**Set exercise**
Go through the entries and transcribe each one exactly, dropping the pictures.

**Material provided**
----------

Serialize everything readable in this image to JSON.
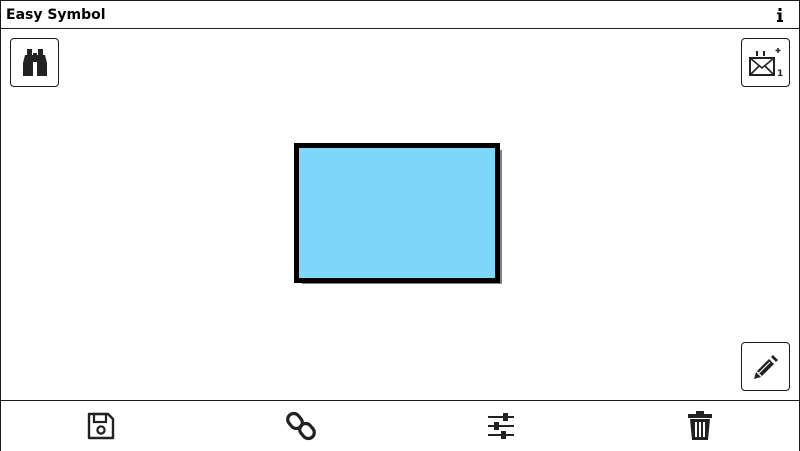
{
  "app": {
    "title": "Easy Symbol"
  },
  "titlebar": {
    "info_icon": "info-icon"
  },
  "toolbar": {
    "search_icon": "binoculars-icon",
    "new_symbol_icon": "new-symbol-icon",
    "new_symbol_badge": "1",
    "edit_icon": "pencil-icon"
  },
  "symbol": {
    "fill_color": "#7dd7fb",
    "border_color": "#000000",
    "shadow_color": "#808080"
  },
  "bottombar": {
    "save_icon": "floppy-disk-icon",
    "link_icon": "chain-link-icon",
    "settings_icon": "sliders-icon",
    "delete_icon": "trash-icon"
  }
}
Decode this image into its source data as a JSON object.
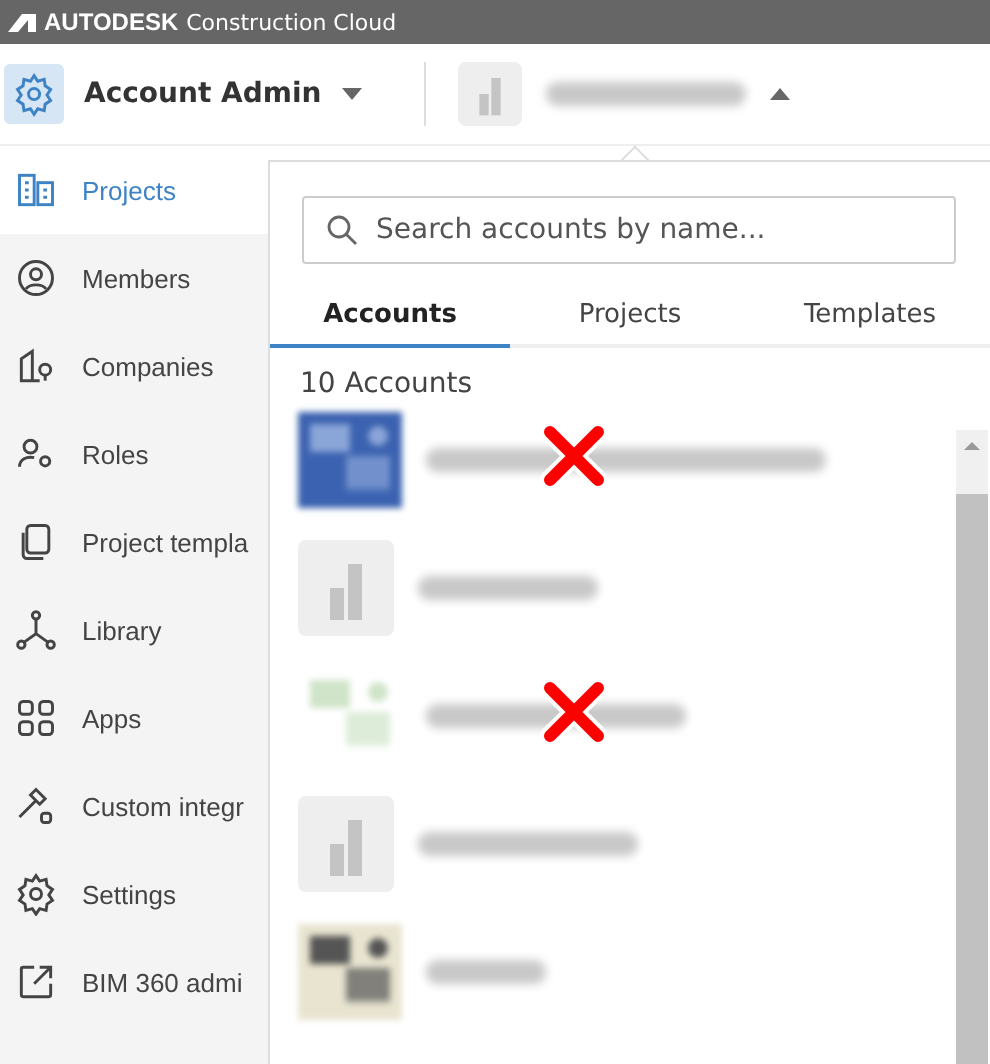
{
  "brand": {
    "name": "AUTODESK",
    "product": "Construction Cloud"
  },
  "header": {
    "module": "Account Admin",
    "module_menu_open": false,
    "account_menu_open": true
  },
  "sidebar": {
    "items": [
      {
        "label": "Projects",
        "selected": true
      },
      {
        "label": "Members",
        "selected": false
      },
      {
        "label": "Companies",
        "selected": false
      },
      {
        "label": "Roles",
        "selected": false
      },
      {
        "label": "Project templa",
        "selected": false
      },
      {
        "label": "Library",
        "selected": false
      },
      {
        "label": "Apps",
        "selected": false
      },
      {
        "label": "Custom integr",
        "selected": false
      },
      {
        "label": "Settings",
        "selected": false
      },
      {
        "label": "BIM 360 admi",
        "selected": false
      }
    ]
  },
  "account_menu": {
    "search": {
      "placeholder": "Search accounts by name..."
    },
    "tabs": [
      {
        "label": "Accounts",
        "selected": true
      },
      {
        "label": "Projects",
        "selected": false
      },
      {
        "label": "Templates",
        "selected": false
      }
    ],
    "count": "10 Accounts",
    "accounts": [
      {
        "kind": "logo",
        "marked": true
      },
      {
        "kind": "placeholder",
        "marked": false
      },
      {
        "kind": "logo",
        "marked": true
      },
      {
        "kind": "placeholder",
        "marked": false
      },
      {
        "kind": "logo",
        "marked": false
      }
    ]
  }
}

----------

**Solution to the exercise**
Serialize everything readable in this image to JSON.
{
  "app": {
    "title": "Easy Symbol"
  },
  "titlebar": {
    "info_icon": "info-icon"
  },
  "toolbar": {
    "search_icon": "binoculars-icon",
    "new_symbol_icon": "new-symbol-icon",
    "new_symbol_badge": "1",
    "edit_icon": "pencil-icon"
  },
  "symbol": {
    "fill_color": "#7dd7fb",
    "border_color": "#000000",
    "shadow_color": "#808080"
  },
  "bottombar": {
    "save_icon": "floppy-disk-icon",
    "link_icon": "chain-link-icon",
    "settings_icon": "sliders-icon",
    "delete_icon": "trash-icon"
  }
}
Decode this image into its source data as a JSON object.
{
  "brand": {
    "name": "AUTODESK",
    "product": "Construction Cloud"
  },
  "header": {
    "module": "Account Admin",
    "module_menu_open": false,
    "account_menu_open": true
  },
  "sidebar": {
    "items": [
      {
        "label": "Projects",
        "selected": true
      },
      {
        "label": "Members",
        "selected": false
      },
      {
        "label": "Companies",
        "selected": false
      },
      {
        "label": "Roles",
        "selected": false
      },
      {
        "label": "Project templa",
        "selected": false
      },
      {
        "label": "Library",
        "selected": false
      },
      {
        "label": "Apps",
        "selected": false
      },
      {
        "label": "Custom integr",
        "selected": false
      },
      {
        "label": "Settings",
        "selected": false
      },
      {
        "label": "BIM 360 admi",
        "selected": false
      }
    ]
  },
  "account_menu": {
    "search": {
      "placeholder": "Search accounts by name..."
    },
    "tabs": [
      {
        "label": "Accounts",
        "selected": true
      },
      {
        "label": "Projects",
        "selected": false
      },
      {
        "label": "Templates",
        "selected": false
      }
    ],
    "count": "10 Accounts",
    "accounts": [
      {
        "kind": "logo",
        "marked": true
      },
      {
        "kind": "placeholder",
        "marked": false
      },
      {
        "kind": "logo",
        "marked": true
      },
      {
        "kind": "placeholder",
        "marked": false
      },
      {
        "kind": "logo",
        "marked": false
      }
    ]
  }
}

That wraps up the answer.